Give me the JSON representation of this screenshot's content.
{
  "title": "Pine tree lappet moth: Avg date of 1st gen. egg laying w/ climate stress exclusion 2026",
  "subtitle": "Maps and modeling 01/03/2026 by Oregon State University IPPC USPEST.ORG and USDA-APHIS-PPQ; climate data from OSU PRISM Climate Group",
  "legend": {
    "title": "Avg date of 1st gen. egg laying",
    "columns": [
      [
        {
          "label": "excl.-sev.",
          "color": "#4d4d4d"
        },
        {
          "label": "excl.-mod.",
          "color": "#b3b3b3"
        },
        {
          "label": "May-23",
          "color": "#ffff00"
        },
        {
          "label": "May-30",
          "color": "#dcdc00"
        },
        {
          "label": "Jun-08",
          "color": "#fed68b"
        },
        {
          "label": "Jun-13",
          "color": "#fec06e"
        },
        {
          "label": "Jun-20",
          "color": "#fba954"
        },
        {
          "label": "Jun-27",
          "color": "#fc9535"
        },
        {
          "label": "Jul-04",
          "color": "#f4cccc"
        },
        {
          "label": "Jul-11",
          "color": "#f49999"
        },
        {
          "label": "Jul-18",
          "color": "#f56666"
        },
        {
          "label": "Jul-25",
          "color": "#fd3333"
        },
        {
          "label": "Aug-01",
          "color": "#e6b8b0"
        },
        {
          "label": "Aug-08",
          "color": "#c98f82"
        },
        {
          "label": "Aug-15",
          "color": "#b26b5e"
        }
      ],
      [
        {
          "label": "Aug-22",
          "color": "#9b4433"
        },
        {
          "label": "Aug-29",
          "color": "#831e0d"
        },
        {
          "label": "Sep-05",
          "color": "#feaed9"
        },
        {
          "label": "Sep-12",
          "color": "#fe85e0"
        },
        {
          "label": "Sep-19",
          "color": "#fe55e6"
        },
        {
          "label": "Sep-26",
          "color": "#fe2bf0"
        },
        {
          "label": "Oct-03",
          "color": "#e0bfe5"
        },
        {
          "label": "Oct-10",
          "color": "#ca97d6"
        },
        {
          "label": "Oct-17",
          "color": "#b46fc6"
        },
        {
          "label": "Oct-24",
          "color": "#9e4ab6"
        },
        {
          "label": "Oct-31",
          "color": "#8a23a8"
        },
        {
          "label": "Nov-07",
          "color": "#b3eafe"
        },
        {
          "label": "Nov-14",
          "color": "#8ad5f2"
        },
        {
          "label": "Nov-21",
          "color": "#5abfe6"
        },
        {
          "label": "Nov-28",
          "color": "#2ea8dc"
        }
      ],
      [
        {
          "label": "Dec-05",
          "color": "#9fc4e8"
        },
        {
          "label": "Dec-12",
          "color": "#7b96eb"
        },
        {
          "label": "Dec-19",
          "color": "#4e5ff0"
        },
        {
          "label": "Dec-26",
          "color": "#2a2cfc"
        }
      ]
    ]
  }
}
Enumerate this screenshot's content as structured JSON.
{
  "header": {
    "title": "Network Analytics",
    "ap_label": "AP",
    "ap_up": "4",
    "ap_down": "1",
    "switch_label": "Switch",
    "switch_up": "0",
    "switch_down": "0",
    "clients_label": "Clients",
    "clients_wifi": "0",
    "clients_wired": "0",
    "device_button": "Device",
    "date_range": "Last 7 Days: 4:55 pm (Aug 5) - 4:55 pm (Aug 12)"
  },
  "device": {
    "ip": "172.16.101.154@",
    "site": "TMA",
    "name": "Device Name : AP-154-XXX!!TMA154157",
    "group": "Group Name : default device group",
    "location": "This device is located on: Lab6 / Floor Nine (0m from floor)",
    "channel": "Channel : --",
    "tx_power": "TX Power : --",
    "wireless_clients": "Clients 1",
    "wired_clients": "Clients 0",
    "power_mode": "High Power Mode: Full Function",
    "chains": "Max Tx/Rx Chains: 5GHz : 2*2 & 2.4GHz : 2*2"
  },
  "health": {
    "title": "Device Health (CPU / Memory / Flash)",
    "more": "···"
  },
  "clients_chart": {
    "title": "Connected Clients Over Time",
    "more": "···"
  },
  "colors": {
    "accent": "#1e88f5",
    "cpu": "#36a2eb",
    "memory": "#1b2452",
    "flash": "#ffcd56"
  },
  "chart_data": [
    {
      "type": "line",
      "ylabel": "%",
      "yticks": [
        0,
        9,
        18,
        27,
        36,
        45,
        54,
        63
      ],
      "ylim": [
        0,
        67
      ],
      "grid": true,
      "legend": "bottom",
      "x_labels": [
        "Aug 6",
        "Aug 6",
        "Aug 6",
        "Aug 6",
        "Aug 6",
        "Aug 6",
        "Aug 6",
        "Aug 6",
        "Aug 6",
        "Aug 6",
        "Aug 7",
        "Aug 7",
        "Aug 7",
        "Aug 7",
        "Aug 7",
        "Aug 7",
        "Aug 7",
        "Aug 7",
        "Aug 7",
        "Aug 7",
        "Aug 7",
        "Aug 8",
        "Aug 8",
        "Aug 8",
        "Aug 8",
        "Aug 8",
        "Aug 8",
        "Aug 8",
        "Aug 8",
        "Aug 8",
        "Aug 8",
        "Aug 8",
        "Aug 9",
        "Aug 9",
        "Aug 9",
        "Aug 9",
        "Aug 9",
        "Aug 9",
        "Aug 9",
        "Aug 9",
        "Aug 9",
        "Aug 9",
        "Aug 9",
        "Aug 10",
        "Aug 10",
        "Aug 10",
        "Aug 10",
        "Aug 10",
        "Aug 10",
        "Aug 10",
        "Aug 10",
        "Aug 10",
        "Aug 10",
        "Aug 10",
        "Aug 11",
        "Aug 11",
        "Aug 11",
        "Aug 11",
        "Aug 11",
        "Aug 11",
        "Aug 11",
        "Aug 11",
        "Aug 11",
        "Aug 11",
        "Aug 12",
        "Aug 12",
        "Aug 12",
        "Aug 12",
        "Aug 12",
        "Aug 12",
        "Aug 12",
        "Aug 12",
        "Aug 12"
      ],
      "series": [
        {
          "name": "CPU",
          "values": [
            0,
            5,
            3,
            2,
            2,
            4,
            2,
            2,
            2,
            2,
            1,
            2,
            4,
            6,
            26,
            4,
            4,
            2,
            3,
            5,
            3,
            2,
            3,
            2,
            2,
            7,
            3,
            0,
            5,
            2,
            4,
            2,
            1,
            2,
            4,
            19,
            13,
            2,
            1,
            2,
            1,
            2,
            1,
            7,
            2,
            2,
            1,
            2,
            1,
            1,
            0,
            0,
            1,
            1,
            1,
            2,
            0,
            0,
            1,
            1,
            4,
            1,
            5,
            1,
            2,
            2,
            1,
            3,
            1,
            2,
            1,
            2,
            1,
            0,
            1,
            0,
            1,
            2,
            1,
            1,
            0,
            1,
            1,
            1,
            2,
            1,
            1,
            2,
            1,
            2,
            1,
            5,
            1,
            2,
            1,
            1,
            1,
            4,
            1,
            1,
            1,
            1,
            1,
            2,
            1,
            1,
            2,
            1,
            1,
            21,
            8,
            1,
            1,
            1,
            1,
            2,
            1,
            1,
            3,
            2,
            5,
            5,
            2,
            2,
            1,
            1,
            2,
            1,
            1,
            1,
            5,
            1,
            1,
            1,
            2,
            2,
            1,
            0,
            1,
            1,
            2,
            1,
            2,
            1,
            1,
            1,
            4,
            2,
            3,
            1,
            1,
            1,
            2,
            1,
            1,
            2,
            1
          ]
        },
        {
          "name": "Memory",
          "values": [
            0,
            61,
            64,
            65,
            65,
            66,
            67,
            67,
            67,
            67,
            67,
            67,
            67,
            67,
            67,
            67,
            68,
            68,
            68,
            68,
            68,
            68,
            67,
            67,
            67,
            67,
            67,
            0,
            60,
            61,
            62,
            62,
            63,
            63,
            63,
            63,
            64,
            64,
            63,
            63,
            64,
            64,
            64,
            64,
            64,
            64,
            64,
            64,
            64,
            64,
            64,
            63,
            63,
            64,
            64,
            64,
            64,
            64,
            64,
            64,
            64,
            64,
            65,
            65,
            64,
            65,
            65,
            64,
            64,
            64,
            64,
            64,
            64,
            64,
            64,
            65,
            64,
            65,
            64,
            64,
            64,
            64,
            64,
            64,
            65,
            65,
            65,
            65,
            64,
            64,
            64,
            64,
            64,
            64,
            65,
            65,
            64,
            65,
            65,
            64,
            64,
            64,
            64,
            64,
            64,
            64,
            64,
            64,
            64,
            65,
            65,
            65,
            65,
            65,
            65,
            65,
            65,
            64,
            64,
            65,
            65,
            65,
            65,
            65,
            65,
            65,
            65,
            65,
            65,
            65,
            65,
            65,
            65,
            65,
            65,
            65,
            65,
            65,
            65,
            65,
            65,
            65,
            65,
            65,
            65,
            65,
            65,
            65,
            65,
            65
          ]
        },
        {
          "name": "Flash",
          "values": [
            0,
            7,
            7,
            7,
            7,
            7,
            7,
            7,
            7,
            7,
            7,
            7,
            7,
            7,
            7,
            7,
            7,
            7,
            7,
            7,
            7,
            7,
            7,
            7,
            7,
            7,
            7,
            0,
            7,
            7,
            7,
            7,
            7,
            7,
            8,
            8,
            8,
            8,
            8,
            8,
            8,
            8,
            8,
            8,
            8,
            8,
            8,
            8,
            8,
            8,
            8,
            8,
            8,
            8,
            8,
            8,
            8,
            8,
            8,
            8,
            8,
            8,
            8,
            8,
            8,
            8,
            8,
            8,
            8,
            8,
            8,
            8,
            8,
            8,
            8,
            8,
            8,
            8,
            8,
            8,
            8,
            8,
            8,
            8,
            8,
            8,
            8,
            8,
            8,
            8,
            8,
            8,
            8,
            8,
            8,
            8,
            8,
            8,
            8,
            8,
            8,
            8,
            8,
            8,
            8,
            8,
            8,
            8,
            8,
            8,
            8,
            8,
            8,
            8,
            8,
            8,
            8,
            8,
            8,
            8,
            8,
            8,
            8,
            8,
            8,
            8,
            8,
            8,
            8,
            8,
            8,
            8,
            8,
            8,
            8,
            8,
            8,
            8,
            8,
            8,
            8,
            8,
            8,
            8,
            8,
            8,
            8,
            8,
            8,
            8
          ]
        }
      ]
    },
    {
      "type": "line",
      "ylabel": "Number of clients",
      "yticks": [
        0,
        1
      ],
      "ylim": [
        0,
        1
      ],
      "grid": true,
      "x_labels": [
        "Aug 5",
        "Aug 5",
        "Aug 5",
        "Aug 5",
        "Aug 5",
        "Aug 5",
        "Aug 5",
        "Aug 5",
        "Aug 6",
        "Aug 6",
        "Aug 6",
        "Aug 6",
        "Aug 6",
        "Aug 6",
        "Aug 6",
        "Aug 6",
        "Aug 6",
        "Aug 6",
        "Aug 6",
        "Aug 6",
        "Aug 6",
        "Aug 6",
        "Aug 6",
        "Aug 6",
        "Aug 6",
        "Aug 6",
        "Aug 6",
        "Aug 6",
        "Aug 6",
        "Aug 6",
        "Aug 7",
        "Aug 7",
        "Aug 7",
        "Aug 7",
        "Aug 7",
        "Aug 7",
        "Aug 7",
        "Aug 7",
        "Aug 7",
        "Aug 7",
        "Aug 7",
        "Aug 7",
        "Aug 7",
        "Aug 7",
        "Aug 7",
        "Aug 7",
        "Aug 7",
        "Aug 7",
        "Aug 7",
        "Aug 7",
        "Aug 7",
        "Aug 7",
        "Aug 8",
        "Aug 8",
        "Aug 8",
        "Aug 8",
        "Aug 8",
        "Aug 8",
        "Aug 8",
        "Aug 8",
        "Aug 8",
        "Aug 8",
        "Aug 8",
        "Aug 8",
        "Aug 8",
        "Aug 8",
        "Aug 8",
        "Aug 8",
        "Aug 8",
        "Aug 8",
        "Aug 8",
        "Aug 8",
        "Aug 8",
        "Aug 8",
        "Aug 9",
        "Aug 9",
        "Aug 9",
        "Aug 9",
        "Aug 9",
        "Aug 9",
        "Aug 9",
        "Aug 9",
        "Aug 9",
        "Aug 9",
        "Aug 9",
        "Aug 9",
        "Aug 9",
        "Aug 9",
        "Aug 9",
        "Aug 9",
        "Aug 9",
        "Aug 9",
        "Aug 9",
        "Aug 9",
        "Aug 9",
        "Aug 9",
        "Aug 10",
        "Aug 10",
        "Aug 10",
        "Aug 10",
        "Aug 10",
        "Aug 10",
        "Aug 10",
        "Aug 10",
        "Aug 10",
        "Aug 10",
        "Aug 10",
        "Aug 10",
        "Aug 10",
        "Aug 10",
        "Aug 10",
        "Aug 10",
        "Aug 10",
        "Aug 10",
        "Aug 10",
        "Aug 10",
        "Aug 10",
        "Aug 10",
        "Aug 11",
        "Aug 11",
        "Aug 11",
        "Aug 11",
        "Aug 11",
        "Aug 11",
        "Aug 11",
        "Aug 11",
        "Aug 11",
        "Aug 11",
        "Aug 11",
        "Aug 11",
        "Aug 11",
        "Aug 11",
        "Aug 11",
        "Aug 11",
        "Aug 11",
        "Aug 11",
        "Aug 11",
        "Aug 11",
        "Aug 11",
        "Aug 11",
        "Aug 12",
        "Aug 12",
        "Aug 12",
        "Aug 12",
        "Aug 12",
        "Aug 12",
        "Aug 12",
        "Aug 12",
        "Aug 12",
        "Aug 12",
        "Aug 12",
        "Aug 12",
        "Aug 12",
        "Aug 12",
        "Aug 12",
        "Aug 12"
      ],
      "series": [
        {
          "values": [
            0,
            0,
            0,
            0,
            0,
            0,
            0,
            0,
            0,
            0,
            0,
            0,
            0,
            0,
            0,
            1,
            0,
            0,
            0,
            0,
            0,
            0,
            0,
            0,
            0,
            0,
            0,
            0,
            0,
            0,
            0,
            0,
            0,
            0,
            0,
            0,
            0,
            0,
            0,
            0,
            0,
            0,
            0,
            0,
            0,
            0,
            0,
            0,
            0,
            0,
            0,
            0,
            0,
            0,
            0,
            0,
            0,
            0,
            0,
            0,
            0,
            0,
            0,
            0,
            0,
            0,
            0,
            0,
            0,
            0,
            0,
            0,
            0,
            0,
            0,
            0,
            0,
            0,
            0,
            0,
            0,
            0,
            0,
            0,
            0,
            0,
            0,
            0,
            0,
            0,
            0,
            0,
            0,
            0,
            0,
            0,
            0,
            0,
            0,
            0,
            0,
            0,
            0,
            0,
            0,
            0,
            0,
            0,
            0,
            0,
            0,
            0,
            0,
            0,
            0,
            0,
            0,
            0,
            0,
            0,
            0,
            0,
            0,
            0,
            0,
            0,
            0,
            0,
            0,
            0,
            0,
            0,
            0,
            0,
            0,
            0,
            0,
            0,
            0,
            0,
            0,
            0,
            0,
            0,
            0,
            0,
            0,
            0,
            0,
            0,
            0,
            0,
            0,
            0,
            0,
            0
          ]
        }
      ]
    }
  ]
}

══════════

Search the lines above for the string "content", then show every one that has it.

OUTPUT OF THE EXERCISE:
Give me the JSON representation of this screenshot's content.
Enumerate this screenshot's content as structured JSON.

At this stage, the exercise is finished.